Filter the data below for the string "this" and copy each matching line.

▼

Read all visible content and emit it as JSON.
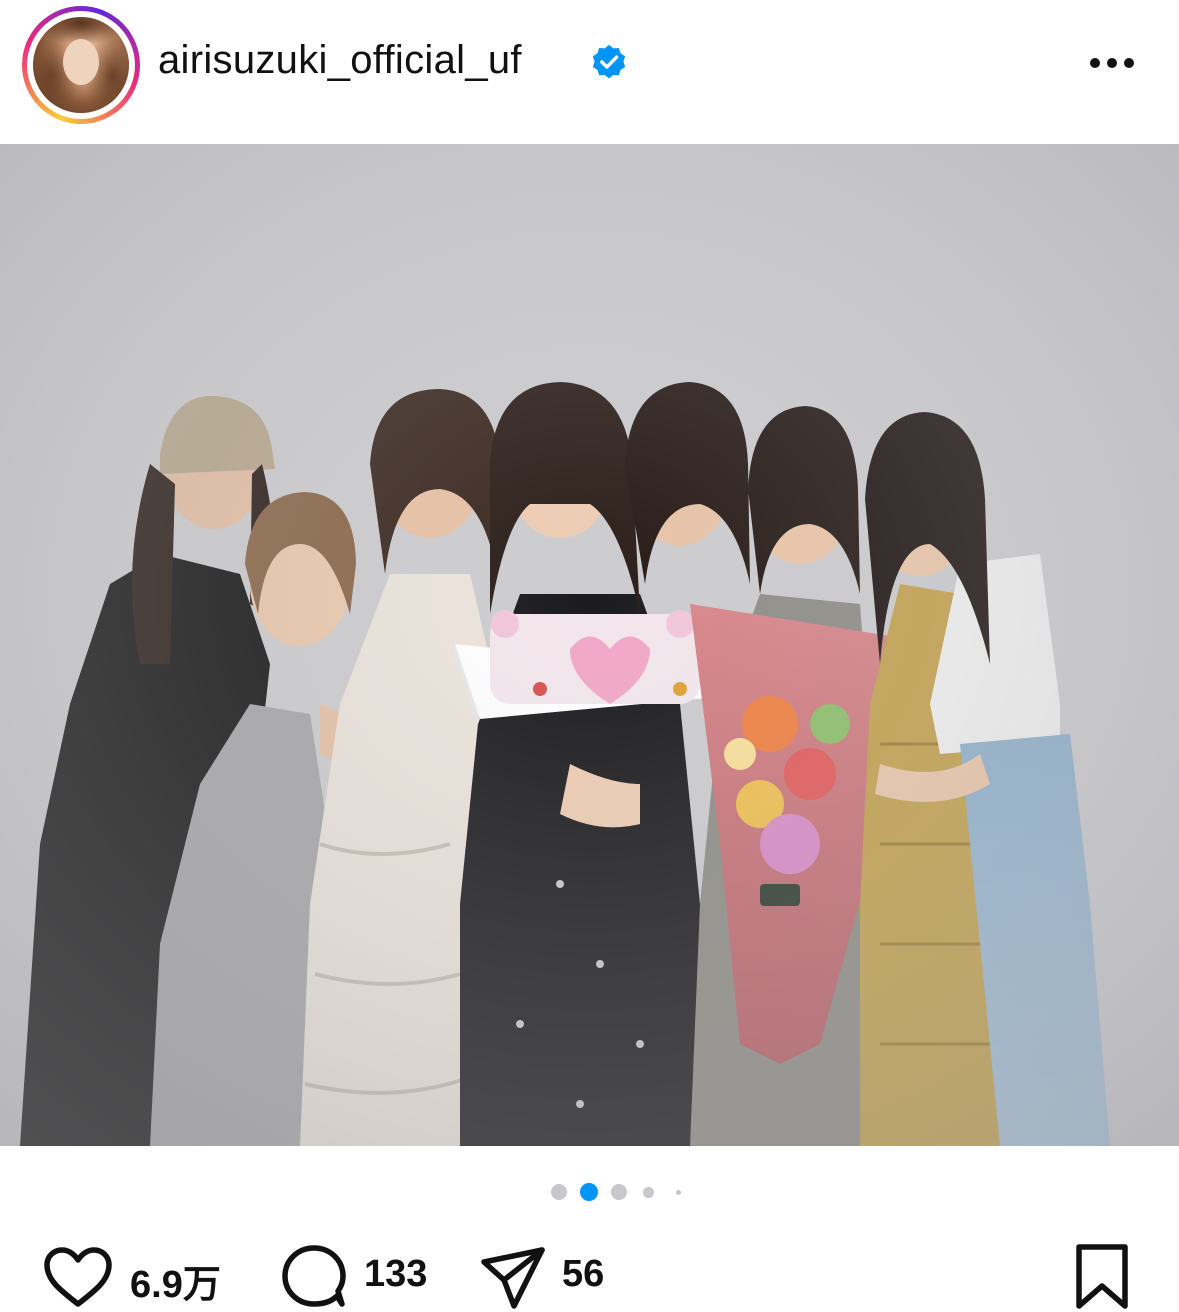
{
  "post": {
    "username": "airisuzuki_official_uf",
    "verified": true,
    "avatar": "profile-photo",
    "more_icon": "more-horizontal-icon"
  },
  "media": {
    "description": "group-photo",
    "carousel_total": 5,
    "carousel_active_index": 1
  },
  "actions": {
    "like_icon": "heart-icon",
    "like_count": "6.9万",
    "comment_icon": "comment-icon",
    "comment_count": "133",
    "share_icon": "send-icon",
    "share_count": "56",
    "save_icon": "bookmark-icon"
  },
  "colors": {
    "verified_blue": "#0095f6",
    "active_dot": "#0095f6",
    "inactive_dot": "#c7c7cc",
    "text": "#111111"
  }
}
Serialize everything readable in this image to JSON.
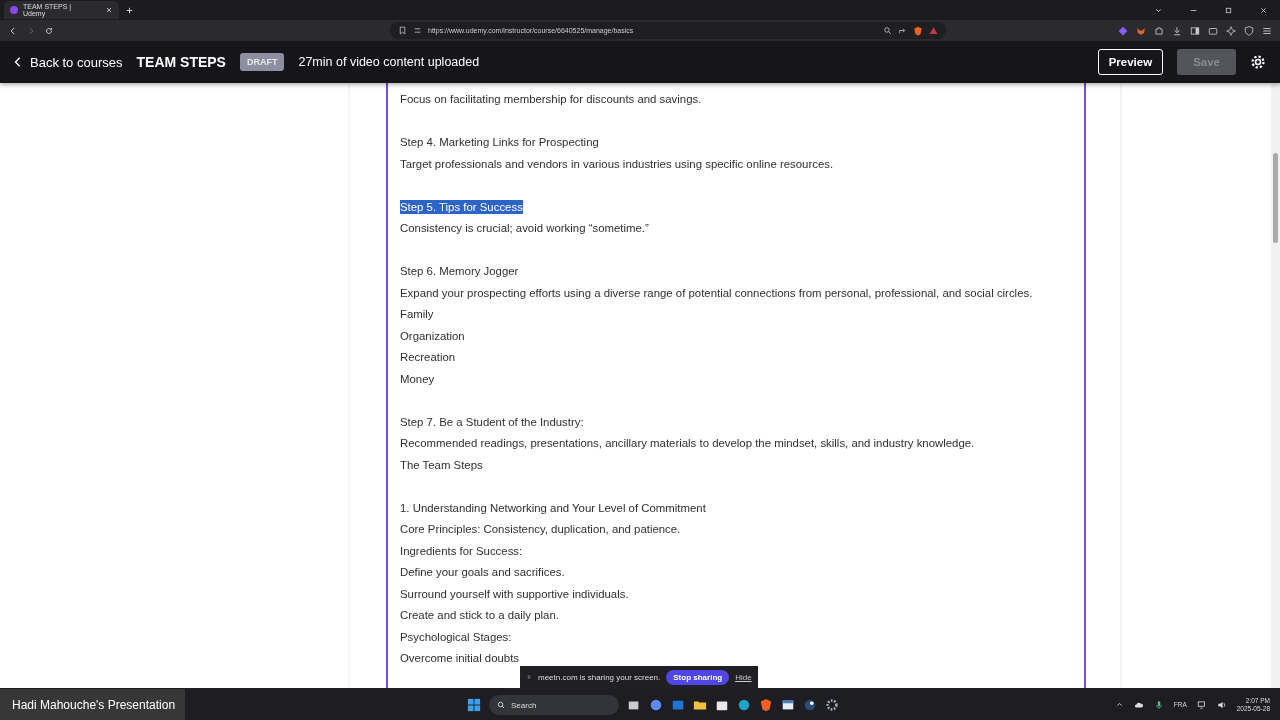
{
  "browser": {
    "tab": {
      "title": "TEAM STEPS | Udemy",
      "selected": true
    },
    "url": "https://www.udemy.com/instructor/course/6640525/manage/basics"
  },
  "header": {
    "back": "Back to courses",
    "title": "TEAM STEPS",
    "badge": "DRAFT",
    "status": "27min of video content uploaded",
    "preview": "Preview",
    "save": {
      "label": "Save",
      "disabled": true
    }
  },
  "content": {
    "blocks": [
      [
        {
          "text": "Focus on facilitating membership for discounts and savings.",
          "selected": false
        }
      ],
      [
        {
          "text": "Step 4. Marketing Links for Prospecting",
          "selected": false
        },
        {
          "text": "Target professionals and vendors in various industries using specific online resources.",
          "selected": false
        }
      ],
      [
        {
          "text": "Step 5. Tips for Success",
          "selected": true
        },
        {
          "text": "Consistency is crucial; avoid working “sometime.”",
          "selected": false
        }
      ],
      [
        {
          "text": "Step 6. Memory Jogger",
          "selected": false
        },
        {
          "text": "Expand your prospecting efforts using a diverse range of potential connections from personal, professional, and social circles.",
          "selected": false
        },
        {
          "text": "Family",
          "selected": false
        },
        {
          "text": "Organization",
          "selected": false
        },
        {
          "text": "Recreation",
          "selected": false
        },
        {
          "text": "Money",
          "selected": false
        }
      ],
      [
        {
          "text": "Step 7. Be a Student of the Industry:",
          "selected": false
        },
        {
          "text": "Recommended readings, presentations, ancillary materials to develop the mindset, skills, and industry knowledge.",
          "selected": false
        },
        {
          "text": "The Team Steps",
          "selected": false
        }
      ],
      [
        {
          "text": "1. Understanding Networking and Your Level of Commitment",
          "selected": false
        },
        {
          "text": "Core Principles: Consistency, duplication, and patience.",
          "selected": false
        },
        {
          "text": "Ingredients for Success:",
          "selected": false
        },
        {
          "text": "Define your goals and sacrifices.",
          "selected": false
        },
        {
          "text": "Surround yourself with supportive individuals.",
          "selected": false
        },
        {
          "text": "Create and stick to a daily plan.",
          "selected": false
        },
        {
          "text": "Psychological Stages:",
          "selected": false
        },
        {
          "text": "Overcome initial doubts",
          "selected": false
        }
      ]
    ]
  },
  "presenter": {
    "label": "Hadi Mahouche's Presentation"
  },
  "share_bar": {
    "message": "meetn.com is sharing your screen.",
    "stop": "Stop sharing",
    "hide": "Hide"
  },
  "taskbar": {
    "search": "Search",
    "language": "FRA",
    "time": "2:07 PM",
    "date": "2025-05-28"
  }
}
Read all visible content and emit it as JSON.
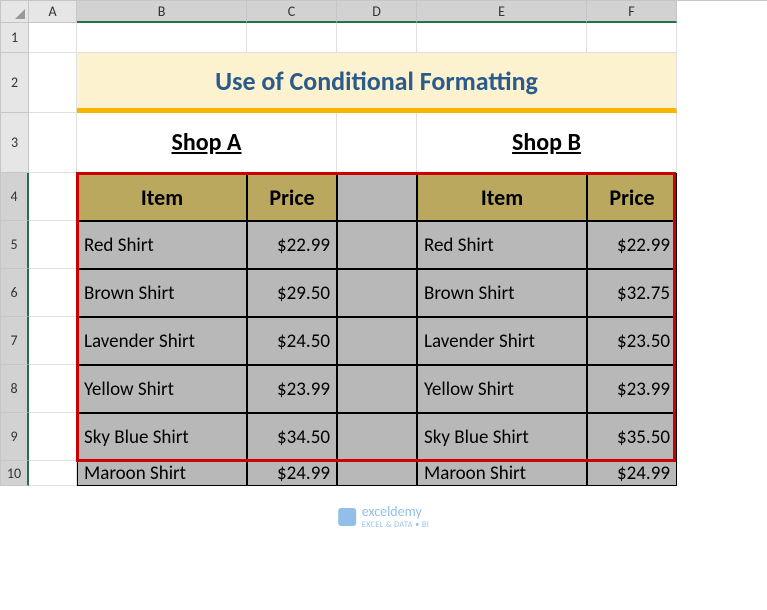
{
  "columns": [
    "A",
    "B",
    "C",
    "D",
    "E",
    "F"
  ],
  "rows": [
    "1",
    "2",
    "3",
    "4",
    "5",
    "6",
    "7",
    "8",
    "9",
    "10"
  ],
  "title": "Use of Conditional Formatting",
  "shop_a_label": "Shop A",
  "shop_b_label": "Shop B",
  "headers": {
    "item": "Item",
    "price": "Price"
  },
  "shop_a": [
    {
      "item": "Red Shirt",
      "price": "$22.99"
    },
    {
      "item": "Brown Shirt",
      "price": "$29.50"
    },
    {
      "item": "Lavender Shirt",
      "price": "$24.50"
    },
    {
      "item": "Yellow Shirt",
      "price": "$23.99"
    },
    {
      "item": "Sky Blue Shirt",
      "price": "$34.50"
    },
    {
      "item": "Maroon Shirt",
      "price": "$24.99"
    }
  ],
  "shop_b": [
    {
      "item": "Red Shirt",
      "price": "$22.99"
    },
    {
      "item": "Brown Shirt",
      "price": "$32.75"
    },
    {
      "item": "Lavender Shirt",
      "price": "$23.50"
    },
    {
      "item": "Yellow Shirt",
      "price": "$23.99"
    },
    {
      "item": "Sky Blue Shirt",
      "price": "$35.50"
    },
    {
      "item": "Maroon Shirt",
      "price": "$24.99"
    }
  ],
  "watermark": {
    "name": "exceldemy",
    "sub": "EXCEL & DATA • BI"
  }
}
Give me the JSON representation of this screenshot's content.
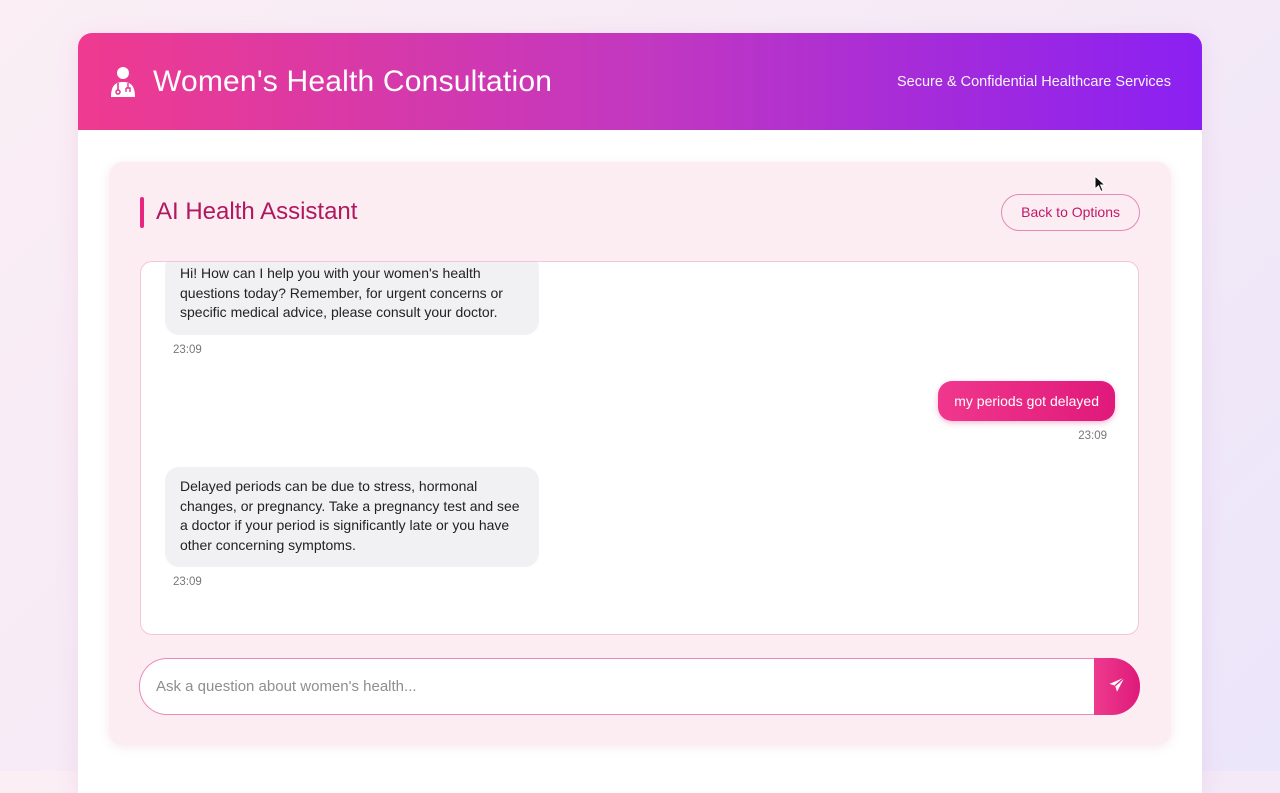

▲

**Solution:**
Serialize everything readable in this image to JSON.
Give me the JSON representation of this screenshot's content.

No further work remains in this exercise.